Job:
Each line that holds the string "this" counts once; say how many such lines there are and add nothing.

Given data:
★ ★ ★ ★

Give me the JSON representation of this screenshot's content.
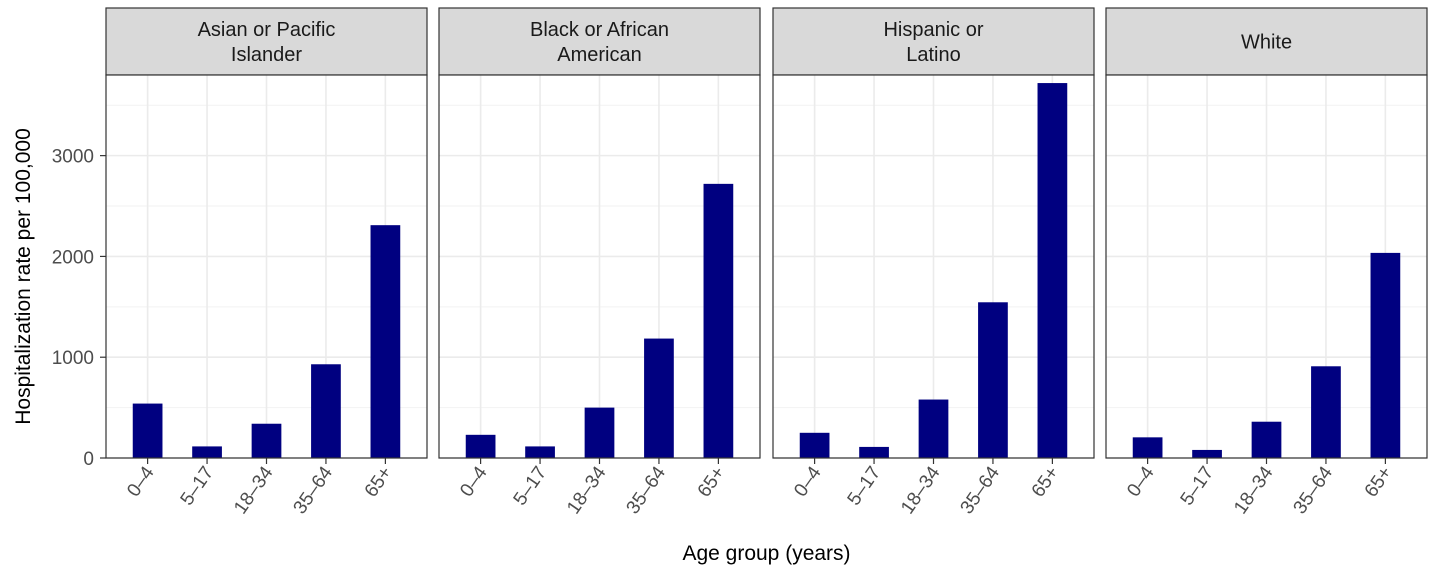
{
  "chart_data": {
    "type": "bar",
    "layout": "facets",
    "xlabel": "Age group (years)",
    "ylabel": "Hospitalization rate per 100,000",
    "categories": [
      "0–4",
      "5–17",
      "18–34",
      "35–64",
      "65+"
    ],
    "ylim": [
      0,
      3800
    ],
    "yticks": [
      0,
      1000,
      2000,
      3000
    ],
    "bar_color": "#000080",
    "panel_strip_color": "#d9d9d9",
    "grid": true,
    "panels": [
      {
        "title_lines": [
          "Asian or Pacific",
          "Islander"
        ],
        "values": [
          540,
          115,
          340,
          930,
          2310
        ]
      },
      {
        "title_lines": [
          "Black or African",
          "American"
        ],
        "values": [
          230,
          115,
          500,
          1185,
          2720
        ]
      },
      {
        "title_lines": [
          "Hispanic or",
          "Latino"
        ],
        "values": [
          250,
          110,
          580,
          1545,
          3720
        ]
      },
      {
        "title_lines": [
          "White"
        ],
        "values": [
          205,
          80,
          360,
          910,
          2035
        ]
      }
    ]
  }
}
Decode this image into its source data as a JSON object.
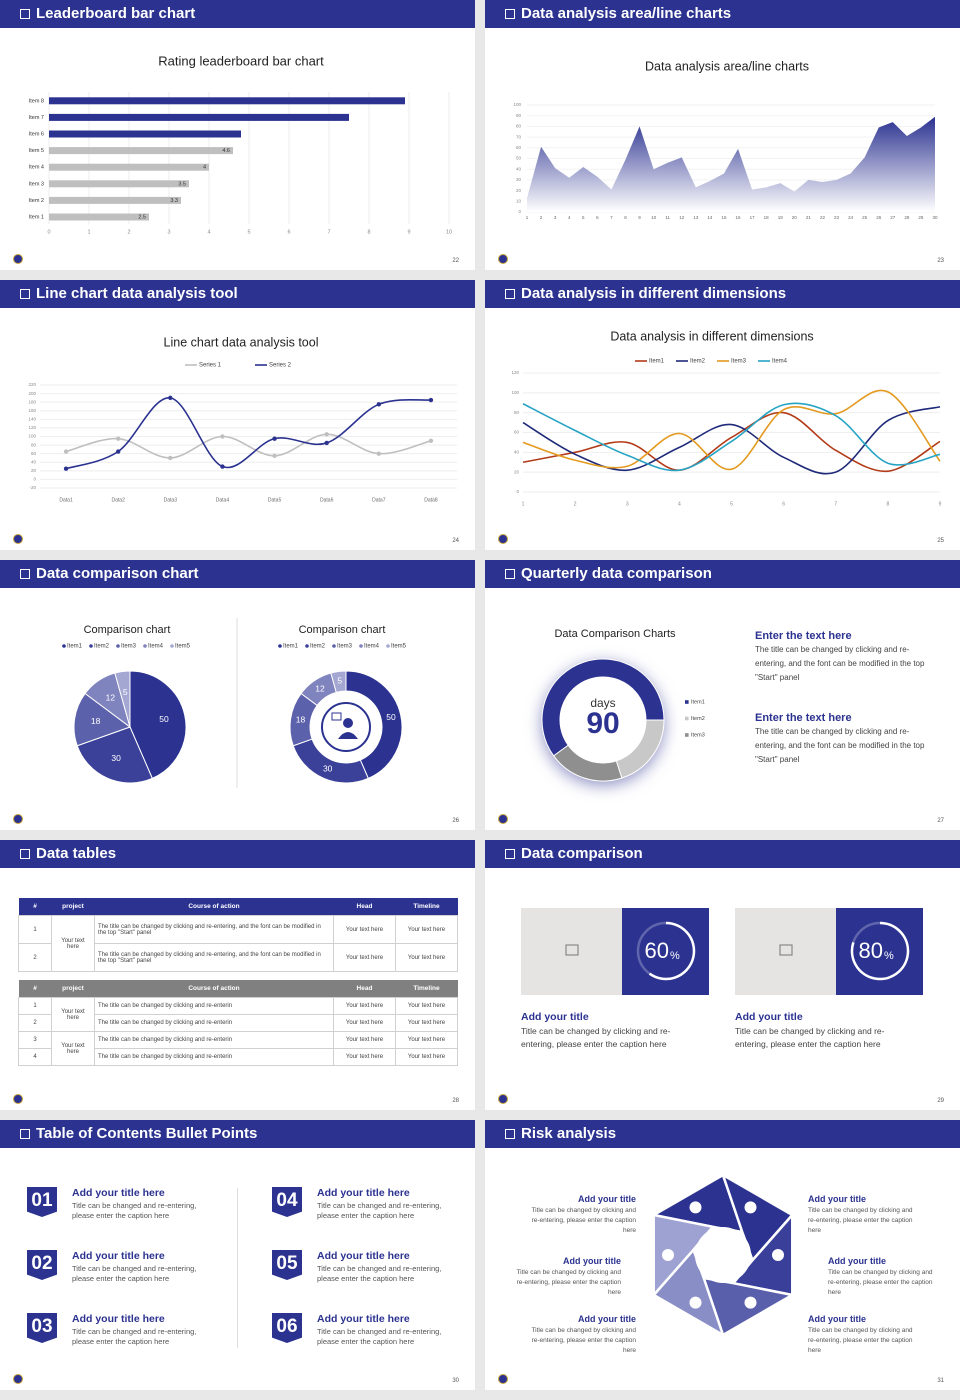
{
  "slides": [
    {
      "title": "Leaderboard bar chart",
      "page": "22"
    },
    {
      "title": "Data analysis area/line charts",
      "page": "23"
    },
    {
      "title": "Line chart data analysis tool",
      "page": "24"
    },
    {
      "title": "Data analysis in different dimensions",
      "page": "25"
    },
    {
      "title": "Data comparison chart",
      "page": "26"
    },
    {
      "title": "Quarterly data comparison",
      "page": "27"
    },
    {
      "title": "Data tables",
      "page": "28"
    },
    {
      "title": "Data comparison",
      "page": "29"
    },
    {
      "title": "Table of Contents Bullet Points",
      "page": "30"
    },
    {
      "title": "Risk analysis",
      "page": "31"
    }
  ],
  "chart_data": [
    {
      "type": "hbar",
      "title": "Rating leaderboard bar chart",
      "categories": [
        "Item 1",
        "Item 2",
        "Item 3",
        "Item 4",
        "Item 5",
        "Item 6",
        "Item 7",
        "Item 8"
      ],
      "values": [
        2.5,
        3.3,
        3.5,
        4,
        4.6,
        4.8,
        7.5,
        8.9
      ],
      "value_labels": [
        "2.5",
        "3.3",
        "3.5",
        "4",
        "4.6",
        null,
        null,
        null
      ],
      "colors": [
        "#bfbfbf",
        "#bfbfbf",
        "#bfbfbf",
        "#bfbfbf",
        "#bfbfbf",
        "#2b3290",
        "#2b3290",
        "#2b3290"
      ],
      "xlim": [
        0,
        10
      ],
      "xticks": [
        0,
        1,
        2,
        3,
        4,
        5,
        6,
        7,
        8,
        9,
        10
      ],
      "grid": true
    },
    {
      "type": "area",
      "title": "Data analysis area/line charts",
      "categories": [
        1,
        2,
        3,
        4,
        5,
        6,
        7,
        8,
        9,
        10,
        11,
        12,
        13,
        14,
        15,
        16,
        17,
        18,
        19,
        20,
        21,
        22,
        23,
        24,
        25,
        26,
        27,
        28,
        29,
        30
      ],
      "values": [
        13,
        61,
        41,
        32,
        42,
        33,
        21,
        49,
        80,
        40,
        46,
        51,
        23,
        29,
        36,
        59,
        21,
        23,
        27,
        19,
        30,
        28,
        30,
        36,
        51,
        79,
        84,
        71,
        79,
        89
      ],
      "color": "#2b3290",
      "ylim": [
        0,
        100
      ],
      "yticks": [
        0,
        10,
        20,
        30,
        40,
        50,
        60,
        70,
        80,
        90,
        100
      ],
      "grid": true
    },
    {
      "type": "line",
      "title": "Line chart data analysis tool",
      "categories": [
        "Data1",
        "Data2",
        "Data3",
        "Data4",
        "Data5",
        "Data6",
        "Data7",
        "Data8"
      ],
      "series": [
        {
          "name": "Series 1",
          "color": "#bfbfbf",
          "values": [
            65,
            95,
            50,
            100,
            55,
            105,
            60,
            90
          ]
        },
        {
          "name": "Series 2",
          "color": "#2b3290",
          "values": [
            25,
            65,
            190,
            30,
            95,
            85,
            175,
            185
          ]
        }
      ],
      "ylim": [
        -20,
        220
      ],
      "yticks": [
        -20,
        0,
        20,
        40,
        60,
        80,
        100,
        120,
        140,
        160,
        180,
        200,
        220
      ],
      "grid": true,
      "smooth": true,
      "markers": true,
      "legend": "top"
    },
    {
      "type": "line",
      "title": "Data analysis in different dimensions",
      "x": [
        1,
        2,
        3,
        4,
        5,
        6,
        7,
        8,
        9
      ],
      "xlim": [
        1,
        9
      ],
      "xticks": [
        1,
        2,
        3,
        4,
        5,
        6,
        7,
        8,
        9
      ],
      "series": [
        {
          "name": "Item1",
          "color": "#b33a17",
          "values": [
            30,
            40,
            50,
            22,
            55,
            80,
            42,
            21,
            51
          ]
        },
        {
          "name": "Item2",
          "color": "#1f2a7a",
          "values": [
            70,
            38,
            22,
            45,
            68,
            35,
            20,
            72,
            86
          ]
        },
        {
          "name": "Item3",
          "color": "#e39a1f",
          "values": [
            50,
            32,
            26,
            59,
            23,
            83,
            79,
            101,
            31
          ]
        },
        {
          "name": "Item4",
          "color": "#27a4c4",
          "values": [
            89,
            62,
            37,
            22,
            51,
            88,
            77,
            29,
            38
          ]
        }
      ],
      "ylim": [
        0,
        120
      ],
      "yticks": [
        0,
        20,
        40,
        60,
        80,
        100,
        120
      ],
      "grid": true,
      "smooth": true,
      "markers": false,
      "legend": "top"
    },
    {
      "type": "pie",
      "title": "Comparison chart",
      "categories": [
        "Item1",
        "Item2",
        "Item3",
        "Item4",
        "Item5"
      ],
      "values": [
        50,
        30,
        18,
        12,
        5
      ],
      "colors": [
        "#2b3290",
        "#3b4199",
        "#5c61ab",
        "#7f83be",
        "#a4a7d2"
      ],
      "legend": "top"
    },
    {
      "type": "donut",
      "title": "Comparison chart",
      "categories": [
        "Item1",
        "Item2",
        "Item3",
        "Item4",
        "Item5"
      ],
      "values": [
        50,
        30,
        18,
        12,
        5
      ],
      "colors": [
        "#2b3290",
        "#3b4199",
        "#5c61ab",
        "#7f83be",
        "#a4a7d2"
      ],
      "legend": "top"
    },
    {
      "type": "donut",
      "title": "Data Comparison Charts",
      "categories": [
        "Item1",
        "Item2",
        "Item3"
      ],
      "values": [
        60,
        20,
        20
      ],
      "colors": [
        "#2b3290",
        "#c8c8c8",
        "#8f8f8f"
      ],
      "center_label": "days",
      "center_value": "90",
      "legend": "right"
    },
    {
      "type": "progress",
      "value": 60,
      "unit": "%"
    },
    {
      "type": "progress",
      "value": 80,
      "unit": "%"
    }
  ],
  "quarterly": [
    {
      "heading": "Enter the text here",
      "text": "The title can be changed by clicking and re-entering, and the font can be modified in the top \"Start\" panel"
    },
    {
      "heading": "Enter the text here",
      "text": "The title can be changed by clicking and re-entering, and the font can be modified in the top \"Start\" panel"
    }
  ],
  "tables": [
    {
      "header": [
        "#",
        "project",
        "Course of action",
        "Head",
        "Timeline"
      ],
      "groups": [
        {
          "project": "Your text here",
          "rows": [
            [
              "1",
              "The title can be changed by clicking and re-entering, and the font can be modified in the top \"Start\" panel",
              "Your text here",
              "Your text here"
            ],
            [
              "2",
              "The title can be changed by clicking and re-entering, and the font can be modified in the top \"Start\" panel",
              "Your text here",
              "Your text here"
            ]
          ]
        }
      ]
    },
    {
      "header": [
        "#",
        "project",
        "Course of action",
        "Head",
        "Timeline"
      ],
      "groups": [
        {
          "project": "Your text here",
          "rows": [
            [
              "1",
              "The title can be changed by clicking and re-enterin",
              "Your text here",
              "Your text here"
            ],
            [
              "2",
              "The title can be changed by clicking and re-enterin",
              "Your text here",
              "Your text here"
            ]
          ]
        },
        {
          "project": "Your text here",
          "rows": [
            [
              "3",
              "The title can be changed by clicking and re-enterin",
              "Your text here",
              "Your text here"
            ],
            [
              "4",
              "The title can be changed by clicking and re-enterin",
              "Your text here",
              "Your text here"
            ]
          ]
        }
      ]
    }
  ],
  "comparison": [
    {
      "title": "Add your title",
      "text": "Title can be changed by clicking and re-entering, please enter the caption here"
    },
    {
      "title": "Add your title",
      "text": "Title can be changed by clicking and re-entering, please enter the caption here"
    }
  ],
  "toc": [
    {
      "number": "01",
      "title": "Add your title here",
      "text": "Title can be changed and re-entering, please enter the caption here"
    },
    {
      "number": "02",
      "title": "Add your title here",
      "text": "Title can be changed and re-entering, please enter the caption here"
    },
    {
      "number": "03",
      "title": "Add your title here",
      "text": "Title can be changed and re-entering, please enter the caption here"
    },
    {
      "number": "04",
      "title": "Add your title here",
      "text": "Title can be changed and re-entering, please enter the caption here"
    },
    {
      "number": "05",
      "title": "Add your title here",
      "text": "Title can be changed and re-entering, please enter the caption here"
    },
    {
      "number": "06",
      "title": "Add your title here",
      "text": "Title can be changed and re-entering, please enter the caption here"
    }
  ],
  "risk": [
    {
      "title": "Add your title",
      "text": "Title can be changed by clicking and re-entering, please enter the caption here"
    },
    {
      "title": "Add your title",
      "text": "Title can be changed by clicking and re-entering, please enter the caption here"
    },
    {
      "title": "Add your title",
      "text": "Title can be changed by clicking and re-entering, please enter the caption here"
    },
    {
      "title": "Add your title",
      "text": "Title can be changed by clicking and re-entering, please enter the caption here"
    },
    {
      "title": "Add your title",
      "text": "Title can be changed by clicking and re-entering, please enter the caption here"
    },
    {
      "title": "Add your title",
      "text": "Title can be changed by clicking and re-entering, please enter the caption here"
    }
  ]
}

★ ★ ★ ★

Correct result:
2